Trecho do texto:
O aumento na alíquota do IOF (Imposto sobre Operações Financeiras) para bancar gastos do governo com o programa Bolsa Família vem na contramão da agenda do BC (Banco Central) de fomentar a competição para reduzir o custo do dinheiro no país, avaliam especialistas.

Diego Perez, presidente da ABFintechs (Associação Brasileira de Fintechs), afirma que a medida coloca em xeque o trabalho que tem sido desenvolvido nos últimos anos pela autoridade monetária no sentido de promover a competição no mercado, de modo a abrir espaço para novos entrantes e assim conseguir reduzir o spread bancário.

“O aumento do IOF faz com que todo esse esforço seja enfraquecido, ou até em vão. Enxergamos como uma medida negativa que, se permanecer no longo prazo, pode trazer impactos para o barateamento dos serviços financeiros, que ainda continuam entre os mais caros em termos globais”, diz Perez.

O presidente da ABFintechs lembra que o aumento no custo para o tomador final contribui para a redução nas margens das empresas, que repassam essa despesa para o cliente final, em um movimento que pode levar a um maior endividamento das famílias e retroalimenta a pressão inflacionária.

Gabriel Cabral/Folhapress

Sandro Reiss, presidente da Associação Brasileira de Crédito Digital (ABCD) afirma que, em geral, o crédito que é ofertado no ambiente digital tende a ser um pouco mais barato, na média, do que o praticado no mercado convencional, por conta da menor estrutura de custos e maior eficiência na análise de dados.

Por isso, quando o imposto sobre as transações financeiras aumenta de maneira indiscriminada, o impacto em termos proporcionais acaba sendo maior para as taxas de crédito no ambiente digital, explica o presidente da ABCD, com repercussões negativas também para os tomadores de crédito.

​"Aumentar o IOF é aumentar o endividamento das famílias de uma forma que não é saudável, porque elas não estão aumentando o endividamento para ter mais crédito, mas por estar pagando mais caro por ele”, diz Reiss.

Entre os agentes no mercado financeiro, a recepção quanto à medida também foi ruim —menos pelo impacto direto na economia em si, e mais pela sinalização que o governo transmite com esse tipo de postura.

“O maior impacto hoje para os mercados diz respeito à credibilidade do governo e o que ele vem fazendo para tentar fechar a conta do teto de gastos”, diz Filipe Villegas, estrategista da Genial Investimentos.

Villegas nota que o aumento da incerteza política tem contribuído para a deterioração na percepção de risco do investidor em relação às oportunidades no mercado brasileiro, o que tem derrubado os preços das ações na Bolsa local.

“Quando vemos medidas como essa do aumento do IOF, dando um peso maior para o financiamento de programas de transferência de renda do que para melhorar o ambiente e o custo de captação para as empresas e para as pessoas, é algo entendido pelo mercado como uma sinalização negativa”, endossa Pietra Guerra, especialista em ações da Clear Corretora.

Ela acrescenta que, ao aumentar a alíquota do imposto sobre transações financeiras, o governo cria um ambiente menos amigável para a geração de lucro por parte das empresas e reforça os questionamentos sobre sua preocupação e capacidade de avançar com a agenda de reformas.

Dados:
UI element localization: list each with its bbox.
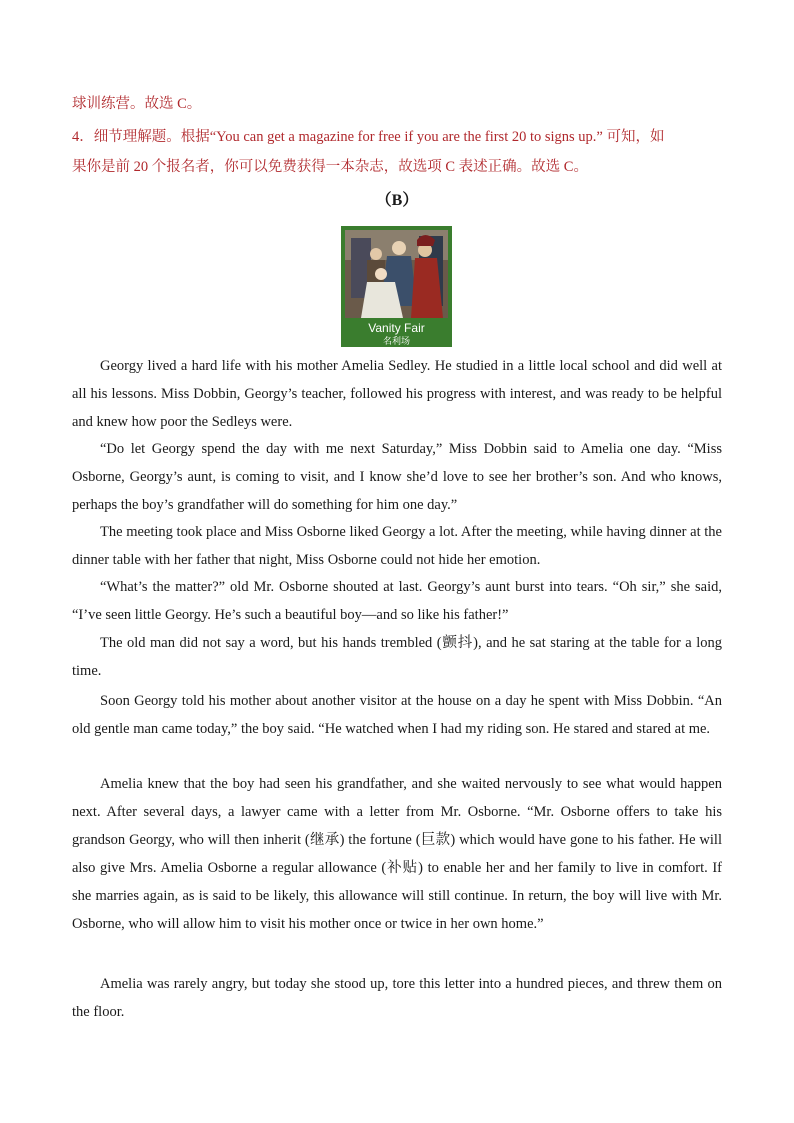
story-paragraph: “What’s the matter?” old Mr. Osborne shouted at last. Georgy’s aunt burst into tears. “Oh sir,” she said, “I’ve seen little Georgy. He’s such a beautiful boy—and so like his father!” (72, 579, 722, 623)
story-paragraph: The meeting took place and Miss Osborne liked Georgy a lot. After the meeting, while having dinner at the dinner table with her father that night, Miss Osborne could not hide her emotion. (72, 524, 722, 568)
book-cover-image (341, 226, 452, 347)
section-title: （B） (375, 192, 419, 209)
cover-title-cn: 名利场 (382, 337, 411, 347)
answer-line-1: 球训练营。故选 C。 (72, 96, 202, 112)
story-paragraph: Soon Georgy told his mother about another visitor at the house on a day he spent with Miss Dobbin. “An old gentle man came today,” the boy said. “He watched when I had my riding son. He stared and stared at me. (72, 693, 722, 737)
story-paragraph: Amelia was rarely angry, but today she stood up, tore this letter into a hundred pieces, and threw them on the floor. (72, 976, 722, 1020)
story-paragraph: The old man did not say a word, but his hands trembled (颤抖), and he sat staring at the table for a long time. (72, 635, 722, 679)
story-paragraph: Amelia knew that the boy had seen his grandfather, and she waited nervously to see what would happen next. After several days, a lawyer came with a letter from Mr. Osborne. “Mr. Osborne offers to take his grandson Georgy, who will then inherit (继承) the fortune (巨款) which would have gone to his father. He will also give Mrs. Amelia Osborne a regular allowance (补贴) to enable her and her family to live in comfort. If she marries again, as is said to be likely, this allowance will still continue. In return, the boy will live with Mr. Osborne, who will allow him to visit his mother once or twice in her own home.” (72, 776, 722, 932)
answer-line-2: 4．细节理解题。根据“You can get a magazine for free if you are the first 20 to signs up.” 可知，如 (72, 129, 665, 145)
cover-title-en: Vanity Fair (368, 321, 425, 335)
story-paragraph: Georgy lived a hard life with his mother Amelia Sedley. He studied in a little local school and did well at all his lessons. Miss Dobbin, Georgy’s teacher, followed his progress with interest, and was ready to be helpful and knew how poor the Sedleys were. (72, 358, 722, 430)
answer-line-3: 果你是前 20 个报名者，你可以免费获得一本杂志，故选项 C 表述正确。故选 C。 (72, 159, 588, 175)
story-paragraph: “Do let Georgy spend the day with me next Saturday,” Miss Dobbin said to Amelia one day. “Miss Osborne, Georgy’s aunt, is coming to visit, and I know she’d love to see her brother’s son. And who knows, perhaps the boy’s grandfather will do something for him one day.” (72, 441, 722, 513)
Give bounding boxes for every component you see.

Tarefas a fazer:
**a)** Reescreva de forma mais curta o parágrafo do texto sobre o aumento do IOF que começa com "Sandro Reiss, presidente da Associação Brasileira de Crédito Digital", mantendo os fatos principais.
**b)** Prossiga com o texto sobre o aumento do IOF, começando logo depois da última frase apresentada.

Resultados esperados:
**a)** Segundo Sandro Reiss, presidente da ABCD, o crédito digital costuma ser, em média, um pouco mais barato que o do mercado convencional, graças a uma estrutura de custos menor e a uma análise de dados mais eficiente.

**b)**
“A Bolsa já tem sentido o cenário de incerteza, puxada também por outros fatores, como a queda das ações de commodities, mas podemos dizer que a medida tem, sim, um impacto negativo para a Bolsa”, afirma a especialista da Clear.

A medida também não foi bem recebida por instituições mais tradicionais de grande porte. A avaliação é que a alta do imposto deve desacelerar o ritmo de concessão de crédito às pessoas e às empresas, bem como criar mais um empecilho para já cambaleante retomada econômica.

Em nota, a Febraban (Federação Brasileira de Bancos) aponta que o aumento de impostos sobre o crédito, mesmo que temporário, agrava o custo dos empréstimos, particularmente em um momento em que o BC precisará subir ainda mais a taxa básica de juros para conter a alta da inflação.

“O resultado é o desestímulo aos investimentos e mais custos para empresas e famílias que precisam de crédito”, diz a nota da federação dos bancos, que defende também a aprovação de reformas.

Nicolau Neto, presidente da Associação Brasileira das Sociedades de Microcrédito, avalia que o encarecimento do crédito, como reflexo do aumento do imposto, contribui para a lentidão da recuperação econômica.

“Todos nós pagaremos por isso, em especial a classe empreendedora mais baixa, que depende do microcrédito. O governo preferiu encarecer a produtividade, que de fato gera e distribui renda, para abastecer um programa que não apresenta o mesmo impacto”, afirma Neto.

Luis Miguel Santacreu, analista de instituições financeiras da Austin Rating, diz que, se por um lado, o aumento do IOF traz um impacto positivo para as operações de bancos e seguradoras, por outro, é preciso entender quais serão os reflexos da medida para a capacidade de pessoas e empresas de seguirem tomando empréstimos e para a inadimplência.

“Se o preço do dinheiro aumentar e a quantidade de crédito concedido também, pode ter um efeito positivo na margem dos bancos, mas é preciso acompanhar qual será a evolução do volume de crédito concedido com os juros mais caros”, afirma o especialista.